**WHAT THIS TASK INVOLVES:** Make an exact copy of the data below, leaving out every picture.

**RECORDS:**
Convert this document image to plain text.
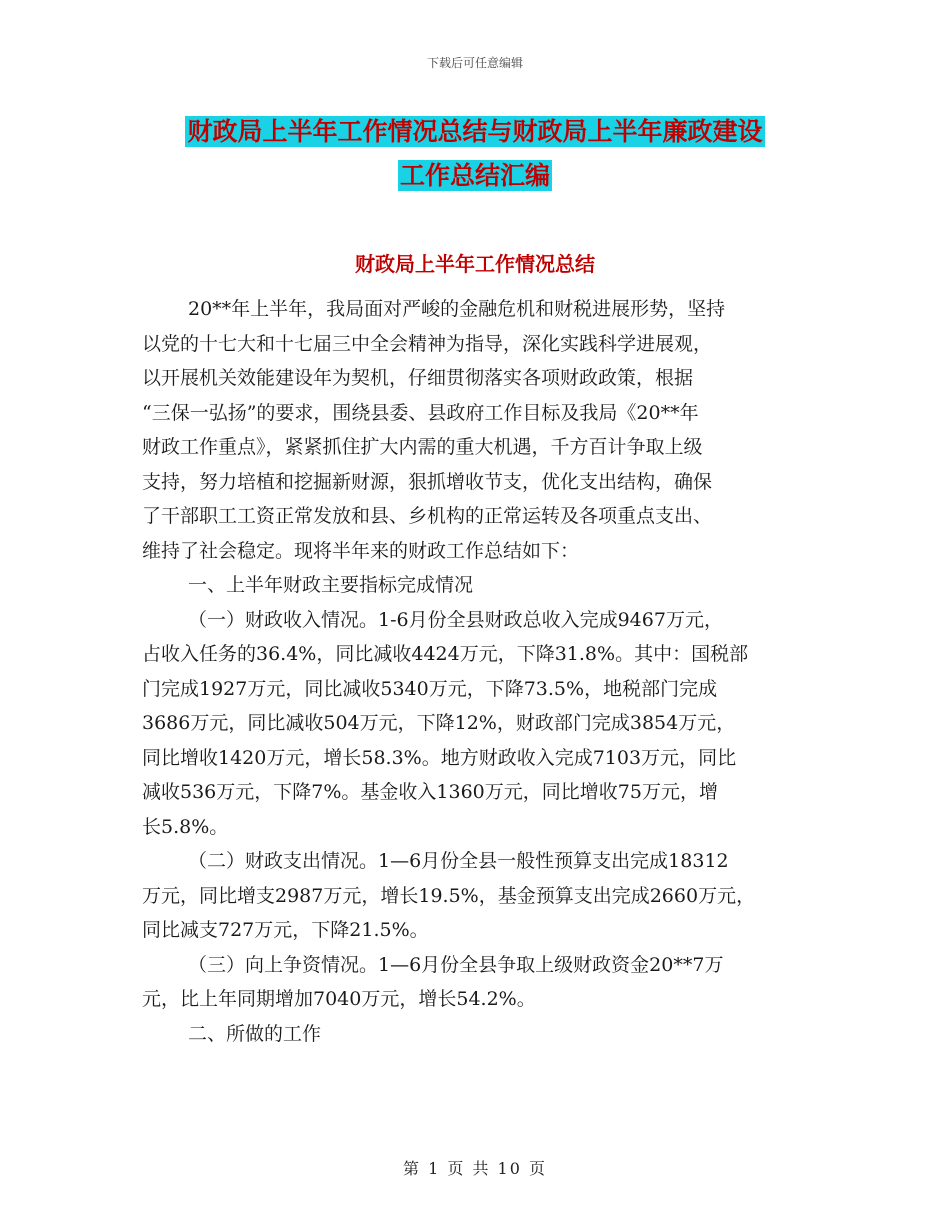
下载后可任意编辑
财政局上半年工作情况总结与财政局上半年廉政建设
工作总结汇编
财政局上半年工作情况总结
20**年上半年，我局面对严峻的金融危机和财税进展形势，坚持
以党的十七大和十七届三中全会精神为指导，深化实践科学进展观，
以开展机关效能建设年为契机，仔细贯彻落实各项财政政策，根据
“三保一弘扬”的要求，围绕县委、县政府工作目标及我局《20**年
财政工作重点》，紧紧抓住扩大内需的重大机遇，千方百计争取上级
支持，努力培植和挖掘新财源，狠抓增收节支，优化支出结构，确保
了干部职工工资正常发放和县、乡机构的正常运转及各项重点支出、
维持了社会稳定。现将半年来的财政工作总结如下：
一、上半年财政主要指标完成情况
（一）财政收入情况。1-6月份全县财政总收入完成9467万元，
占收入任务的36.4%，同比减收4424万元，下降31.8%。其中：国税部
门完成1927万元，同比减收5340万元，下降73.5%，地税部门完成
3686万元，同比减收504万元，下降12%，财政部门完成3854万元，
同比增收1420万元，增长58.3%。地方财政收入完成7103万元，同比
减收536万元，下降7%。基金收入1360万元，同比增收75万元，增
长5.8%。
（二）财政支出情况。1—6月份全县一般性预算支出完成18312
万元，同比增支2987万元，增长19.5%，基金预算支出完成2660万元，
同比减支727万元，下降21.5%。
（三）向上争资情况。1—6月份全县争取上级财政资金20**7万
元，比上年同期增加7040万元，增长54.2%。
二、所做的工作
第 1 页 共 10 页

**EXPECTED OUTPUT:**
Convert this document image to plain text.
下载后可任意编辑
财政局上半年工作情况总结与财政局上半年廉政建设
工作总结汇编
财政局上半年工作情况总结
20**年上半年，我局面对严峻的金融危机和财税进展形势，坚持
以党的十七大和十七届三中全会精神为指导，深化实践科学进展观，
以开展机关效能建设年为契机，仔细贯彻落实各项财政政策，根据
“三保一弘扬”的要求，围绕县委、县政府工作目标及我局《20**年
财政工作重点》，紧紧抓住扩大内需的重大机遇，千方百计争取上级
支持，努力培植和挖掘新财源，狠抓增收节支，优化支出结构，确保
了干部职工工资正常发放和县、乡机构的正常运转及各项重点支出、
维持了社会稳定。现将半年来的财政工作总结如下：
一、上半年财政主要指标完成情况
（一）财政收入情况。1-6月份全县财政总收入完成9467万元，
占收入任务的36.4%，同比减收4424万元，下降31.8%。其中：国税部
门完成1927万元，同比减收5340万元，下降73.5%，地税部门完成
3686万元，同比减收504万元，下降12%，财政部门完成3854万元，
同比增收1420万元，增长58.3%。地方财政收入完成7103万元，同比
减收536万元，下降7%。基金收入1360万元，同比增收75万元，增
长5.8%。
（二）财政支出情况。1—6月份全县一般性预算支出完成18312
万元，同比增支2987万元，增长19.5%，基金预算支出完成2660万元，
同比减支727万元，下降21.5%。
（三）向上争资情况。1—6月份全县争取上级财政资金20**7万
元，比上年同期增加7040万元，增长54.2%。
二、所做的工作
第 1 页 共 10 页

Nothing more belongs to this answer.